**EXERCISE TASK**:
Reproduce every row below verbatim, keeping each line unchanged and in its original order.

**EXERCISE MATERIALS**:
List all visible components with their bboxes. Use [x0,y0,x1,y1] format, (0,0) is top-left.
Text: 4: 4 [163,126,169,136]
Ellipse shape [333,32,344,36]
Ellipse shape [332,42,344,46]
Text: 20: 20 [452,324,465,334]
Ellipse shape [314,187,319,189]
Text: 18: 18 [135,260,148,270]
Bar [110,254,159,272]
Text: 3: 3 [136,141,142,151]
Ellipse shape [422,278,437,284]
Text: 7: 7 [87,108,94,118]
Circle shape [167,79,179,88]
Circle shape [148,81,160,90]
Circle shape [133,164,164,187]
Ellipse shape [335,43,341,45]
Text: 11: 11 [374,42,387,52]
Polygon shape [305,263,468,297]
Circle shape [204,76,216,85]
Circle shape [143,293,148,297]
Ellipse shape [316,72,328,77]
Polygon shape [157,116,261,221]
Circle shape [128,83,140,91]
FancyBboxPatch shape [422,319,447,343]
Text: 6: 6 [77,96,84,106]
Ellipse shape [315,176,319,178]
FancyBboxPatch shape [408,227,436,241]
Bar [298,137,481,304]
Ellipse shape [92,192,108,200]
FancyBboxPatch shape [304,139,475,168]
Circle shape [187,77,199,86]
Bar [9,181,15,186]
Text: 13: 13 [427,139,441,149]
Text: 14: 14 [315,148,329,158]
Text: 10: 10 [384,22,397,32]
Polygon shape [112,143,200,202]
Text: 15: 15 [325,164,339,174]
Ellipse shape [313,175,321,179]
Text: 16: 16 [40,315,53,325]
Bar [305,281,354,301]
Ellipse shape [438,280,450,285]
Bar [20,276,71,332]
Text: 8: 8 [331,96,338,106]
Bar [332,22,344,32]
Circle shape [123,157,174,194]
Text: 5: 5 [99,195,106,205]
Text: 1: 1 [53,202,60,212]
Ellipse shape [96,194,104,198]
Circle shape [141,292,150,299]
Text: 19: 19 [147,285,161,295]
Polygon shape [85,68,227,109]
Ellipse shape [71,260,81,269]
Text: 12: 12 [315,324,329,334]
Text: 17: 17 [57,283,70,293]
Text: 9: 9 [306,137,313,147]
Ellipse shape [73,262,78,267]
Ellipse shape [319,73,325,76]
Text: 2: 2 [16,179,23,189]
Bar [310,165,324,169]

**WRITTEN RESPONSE**:
List all visible components with their bboxes. Use [x0,y0,x1,y1] format, (0,0) is top-left.
Text: 4: 4 [163,126,169,136]
Ellipse shape [333,32,344,36]
Ellipse shape [332,42,344,46]
Text: 20: 20 [452,324,465,334]
Ellipse shape [314,187,319,189]
Text: 18: 18 [135,260,148,270]
Bar [110,254,159,272]
Text: 3: 3 [136,141,142,151]
Ellipse shape [422,278,437,284]
Text: 7: 7 [87,108,94,118]
Circle shape [167,79,179,88]
Circle shape [148,81,160,90]
Circle shape [133,164,164,187]
Ellipse shape [335,43,341,45]
Text: 11: 11 [374,42,387,52]
Polygon shape [305,263,468,297]
Circle shape [204,76,216,85]
Circle shape [143,293,148,297]
Ellipse shape [316,72,328,77]
Polygon shape [157,116,261,221]
Circle shape [128,83,140,91]
FancyBboxPatch shape [422,319,447,343]
Text: 6: 6 [77,96,84,106]
Ellipse shape [315,176,319,178]
FancyBboxPatch shape [408,227,436,241]
Bar [298,137,481,304]
Ellipse shape [92,192,108,200]
FancyBboxPatch shape [304,139,475,168]
Circle shape [187,77,199,86]
Bar [9,181,15,186]
Text: 13: 13 [427,139,441,149]
Text: 14: 14 [315,148,329,158]
Text: 10: 10 [384,22,397,32]
Polygon shape [112,143,200,202]
Text: 15: 15 [325,164,339,174]
Ellipse shape [313,175,321,179]
Text: 16: 16 [40,315,53,325]
Bar [305,281,354,301]
Ellipse shape [438,280,450,285]
Bar [20,276,71,332]
Text: 8: 8 [331,96,338,106]
Bar [332,22,344,32]
Circle shape [123,157,174,194]
Text: 5: 5 [99,195,106,205]
Text: 1: 1 [53,202,60,212]
Ellipse shape [96,194,104,198]
Circle shape [141,292,150,299]
Text: 19: 19 [147,285,161,295]
Polygon shape [85,68,227,109]
Ellipse shape [71,260,81,269]
Text: 12: 12 [315,324,329,334]
Text: 17: 17 [57,283,70,293]
Text: 9: 9 [306,137,313,147]
Ellipse shape [73,262,78,267]
Ellipse shape [319,73,325,76]
Text: 2: 2 [16,179,23,189]
Bar [310,165,324,169]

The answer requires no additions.